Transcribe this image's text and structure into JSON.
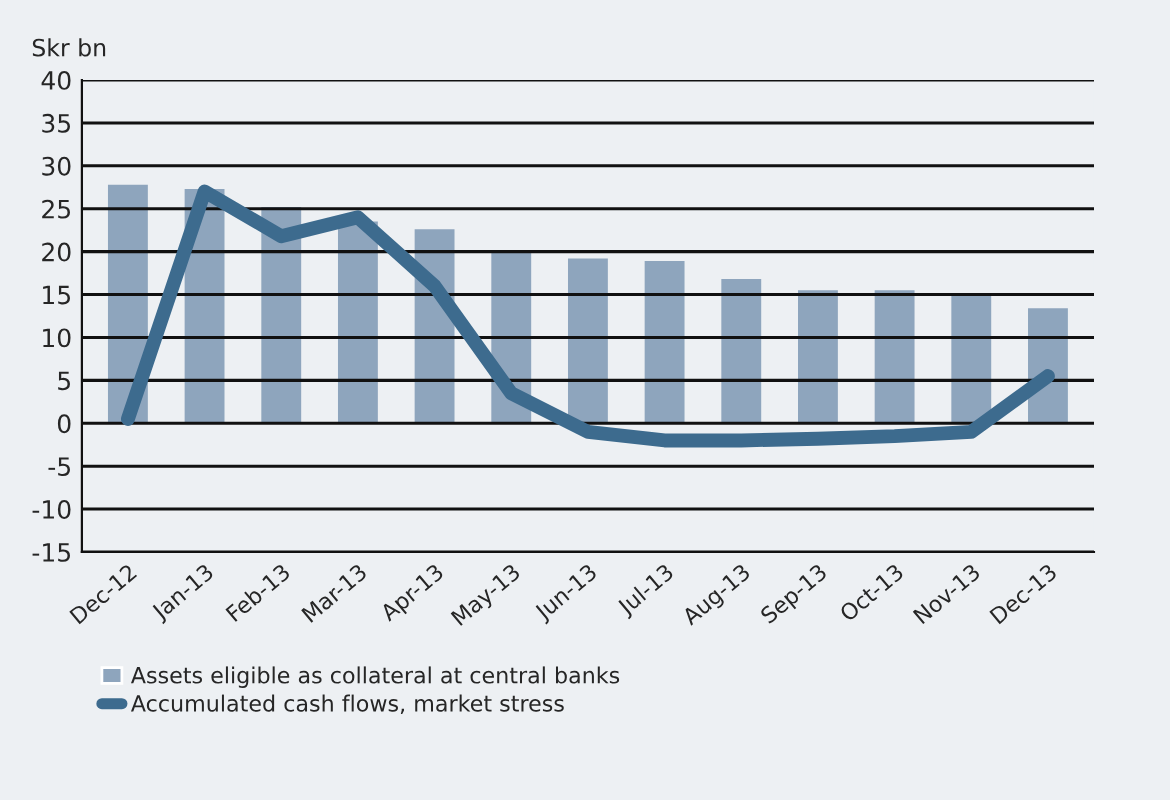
{
  "chart_data": {
    "type": "bar",
    "ylabel": "Skr bn",
    "categories": [
      "Dec-12",
      "Jan-13",
      "Feb-13",
      "Mar-13",
      "Apr-13",
      "May-13",
      "Jun-13",
      "Jul-13",
      "Aug-13",
      "Sep-13",
      "Oct-13",
      "Nov-13",
      "Dec-13"
    ],
    "series": [
      {
        "name": "Assets eligible as collateral at central banks",
        "color": "#8ea5bd",
        "values": [
          27.8,
          27.3,
          25.2,
          23.5,
          22.6,
          20.2,
          19.2,
          18.9,
          16.8,
          15.5,
          15.5,
          14.9,
          13.4
        ]
      },
      {
        "name": "Accumulated cash flows, market stress",
        "type": "line",
        "color": "#3d6b8e",
        "values": [
          0.5,
          27,
          21.8,
          24,
          16,
          3.5,
          -1,
          -2,
          -2,
          -1.8,
          -1.5,
          -1,
          5.5
        ]
      }
    ],
    "ylim": [
      -15,
      40
    ],
    "yticks": [
      -15,
      -10,
      -5,
      0,
      5,
      10,
      15,
      20,
      25,
      30,
      35,
      40
    ],
    "grid": "y",
    "legend": "bottom",
    "marker": "none",
    "line_style": "solid"
  }
}
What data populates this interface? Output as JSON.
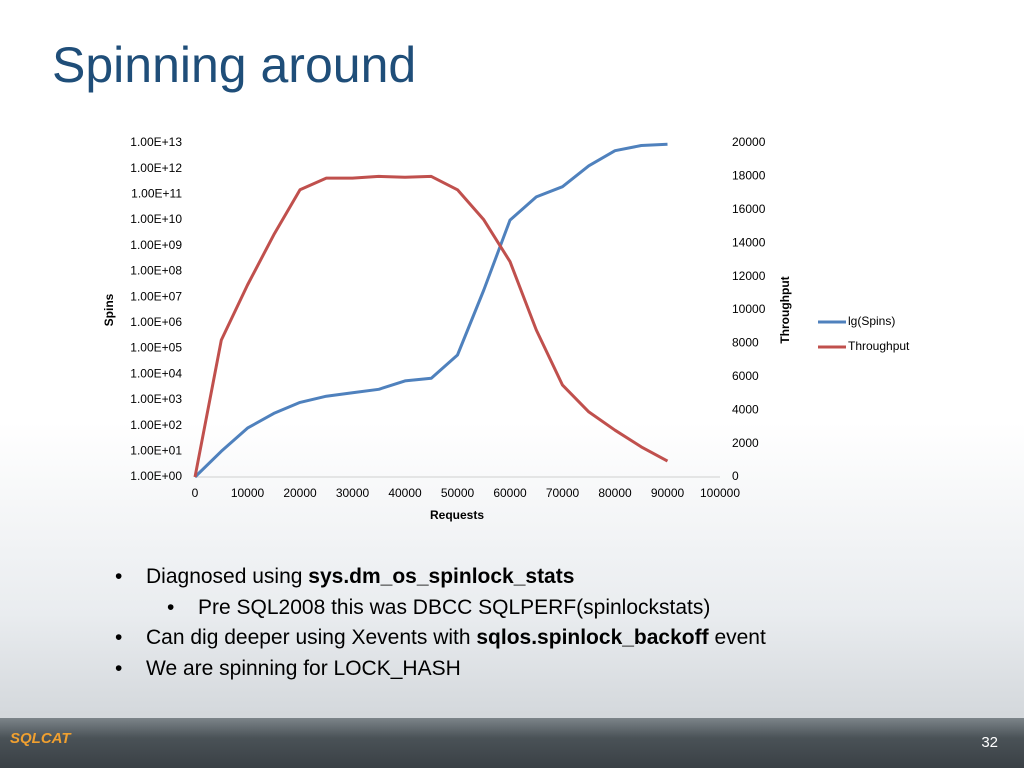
{
  "title": "Spinning around",
  "bullets": [
    {
      "level": 1,
      "parts": [
        {
          "text": "Diagnosed using "
        },
        {
          "text": "sys.dm_os_spinlock_stats",
          "bold": true
        }
      ]
    },
    {
      "level": 2,
      "parts": [
        {
          "text": "Pre SQL2008 this was DBCC SQLPERF(spinlockstats)"
        }
      ]
    },
    {
      "level": 1,
      "parts": [
        {
          "text": "Can dig deeper using Xevents with "
        },
        {
          "text": "sqlos.spinlock_backoff",
          "bold": true
        },
        {
          "text": " event"
        }
      ]
    },
    {
      "level": 1,
      "parts": [
        {
          "text": "We are spinning for LOCK_HASH"
        }
      ]
    }
  ],
  "logo": "SQLCAT",
  "page_number": "32",
  "chart_data": {
    "type": "line",
    "x_label": "Requests",
    "y_label": "Spins",
    "y2_label": "Throughput",
    "x": [
      0,
      5000,
      10000,
      15000,
      20000,
      25000,
      30000,
      35000,
      40000,
      45000,
      50000,
      55000,
      60000,
      65000,
      70000,
      75000,
      80000,
      85000,
      90000
    ],
    "series": [
      {
        "name": "lg(Spins)",
        "color": "#4f81bd",
        "values": [
          1,
          10,
          80,
          300,
          800,
          1400,
          1900,
          2600,
          5500,
          7000,
          56000,
          19000000,
          10000000000,
          80000000000,
          200000000000,
          1300000000000,
          5000000000000,
          8000000000000,
          9000000000000
        ]
      },
      {
        "name": "Throughput",
        "color": "#c0504d",
        "axis": "y2",
        "values": [
          0,
          8200,
          11500,
          14500,
          17200,
          17900,
          17900,
          18000,
          17950,
          18000,
          17200,
          15400,
          12900,
          8800,
          5500,
          3900,
          2800,
          1800,
          950
        ]
      }
    ],
    "xlim": [
      0,
      100000
    ],
    "xticks": [
      0,
      10000,
      20000,
      30000,
      40000,
      50000,
      60000,
      70000,
      80000,
      90000,
      100000
    ],
    "ylog": true,
    "ylim": [
      1,
      10000000000000
    ],
    "yticks": [
      {
        "value": 1,
        "label": "1.00E+00"
      },
      {
        "value": 10,
        "label": "1.00E+01"
      },
      {
        "value": 100,
        "label": "1.00E+02"
      },
      {
        "value": 1000,
        "label": "1.00E+03"
      },
      {
        "value": 10000,
        "label": "1.00E+04"
      },
      {
        "value": 100000,
        "label": "1.00E+05"
      },
      {
        "value": 1000000,
        "label": "1.00E+06"
      },
      {
        "value": 10000000,
        "label": "1.00E+07"
      },
      {
        "value": 100000000,
        "label": "1.00E+08"
      },
      {
        "value": 1000000000,
        "label": "1.00E+09"
      },
      {
        "value": 10000000000,
        "label": "1.00E+10"
      },
      {
        "value": 100000000000,
        "label": "1.00E+11"
      },
      {
        "value": 1000000000000,
        "label": "1.00E+12"
      },
      {
        "value": 10000000000000,
        "label": "1.00E+13"
      }
    ],
    "y2lim": [
      0,
      20000
    ],
    "y2ticks": [
      0,
      2000,
      4000,
      6000,
      8000,
      10000,
      12000,
      14000,
      16000,
      18000,
      20000
    ],
    "grid": false,
    "legend": "right"
  }
}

__________________________________________________

● The task
Leave out all images, then reproduce the entries above exactly.

● Expected answer
Transcribe this image's text and structure into JSON.
{
  "chart_data": {
    "type": "bar",
    "ylabel": "Skr bn",
    "categories": [
      "Dec-12",
      "Jan-13",
      "Feb-13",
      "Mar-13",
      "Apr-13",
      "May-13",
      "Jun-13",
      "Jul-13",
      "Aug-13",
      "Sep-13",
      "Oct-13",
      "Nov-13",
      "Dec-13"
    ],
    "series": [
      {
        "name": "Assets eligible as collateral at central banks",
        "color": "#8ea5bd",
        "values": [
          27.8,
          27.3,
          25.2,
          23.5,
          22.6,
          20.2,
          19.2,
          18.9,
          16.8,
          15.5,
          15.5,
          14.9,
          13.4
        ]
      },
      {
        "name": "Accumulated cash flows, market stress",
        "type": "line",
        "color": "#3d6b8e",
        "values": [
          0.5,
          27,
          21.8,
          24,
          16,
          3.5,
          -1,
          -2,
          -2,
          -1.8,
          -1.5,
          -1,
          5.5
        ]
      }
    ],
    "ylim": [
      -15,
      40
    ],
    "yticks": [
      -15,
      -10,
      -5,
      0,
      5,
      10,
      15,
      20,
      25,
      30,
      35,
      40
    ],
    "grid": "y",
    "legend": "bottom",
    "marker": "none",
    "line_style": "solid"
  }
}
What data populates this interface? Output as JSON.
{
  "title": "Spinning around",
  "bullets": [
    {
      "level": 1,
      "parts": [
        {
          "text": "Diagnosed using "
        },
        {
          "text": "sys.dm_os_spinlock_stats",
          "bold": true
        }
      ]
    },
    {
      "level": 2,
      "parts": [
        {
          "text": "Pre SQL2008 this was DBCC SQLPERF(spinlockstats)"
        }
      ]
    },
    {
      "level": 1,
      "parts": [
        {
          "text": "Can dig deeper using Xevents with "
        },
        {
          "text": "sqlos.spinlock_backoff",
          "bold": true
        },
        {
          "text": " event"
        }
      ]
    },
    {
      "level": 1,
      "parts": [
        {
          "text": "We are spinning for LOCK_HASH"
        }
      ]
    }
  ],
  "logo": "SQLCAT",
  "page_number": "32",
  "chart_data": {
    "type": "line",
    "x_label": "Requests",
    "y_label": "Spins",
    "y2_label": "Throughput",
    "x": [
      0,
      5000,
      10000,
      15000,
      20000,
      25000,
      30000,
      35000,
      40000,
      45000,
      50000,
      55000,
      60000,
      65000,
      70000,
      75000,
      80000,
      85000,
      90000
    ],
    "series": [
      {
        "name": "lg(Spins)",
        "color": "#4f81bd",
        "values": [
          1,
          10,
          80,
          300,
          800,
          1400,
          1900,
          2600,
          5500,
          7000,
          56000,
          19000000,
          10000000000,
          80000000000,
          200000000000,
          1300000000000,
          5000000000000,
          8000000000000,
          9000000000000
        ]
      },
      {
        "name": "Throughput",
        "color": "#c0504d",
        "axis": "y2",
        "values": [
          0,
          8200,
          11500,
          14500,
          17200,
          17900,
          17900,
          18000,
          17950,
          18000,
          17200,
          15400,
          12900,
          8800,
          5500,
          3900,
          2800,
          1800,
          950
        ]
      }
    ],
    "xlim": [
      0,
      100000
    ],
    "xticks": [
      0,
      10000,
      20000,
      30000,
      40000,
      50000,
      60000,
      70000,
      80000,
      90000,
      100000
    ],
    "ylog": true,
    "ylim": [
      1,
      10000000000000
    ],
    "yticks": [
      {
        "value": 1,
        "label": "1.00E+00"
      },
      {
        "value": 10,
        "label": "1.00E+01"
      },
      {
        "value": 100,
        "label": "1.00E+02"
      },
      {
        "value": 1000,
        "label": "1.00E+03"
      },
      {
        "value": 10000,
        "label": "1.00E+04"
      },
      {
        "value": 100000,
        "label": "1.00E+05"
      },
      {
        "value": 1000000,
        "label": "1.00E+06"
      },
      {
        "value": 10000000,
        "label": "1.00E+07"
      },
      {
        "value": 100000000,
        "label": "1.00E+08"
      },
      {
        "value": 1000000000,
        "label": "1.00E+09"
      },
      {
        "value": 10000000000,
        "label": "1.00E+10"
      },
      {
        "value": 100000000000,
        "label": "1.00E+11"
      },
      {
        "value": 1000000000000,
        "label": "1.00E+12"
      },
      {
        "value": 10000000000000,
        "label": "1.00E+13"
      }
    ],
    "y2lim": [
      0,
      20000
    ],
    "y2ticks": [
      0,
      2000,
      4000,
      6000,
      8000,
      10000,
      12000,
      14000,
      16000,
      18000,
      20000
    ],
    "grid": false,
    "legend": "right"
  }
}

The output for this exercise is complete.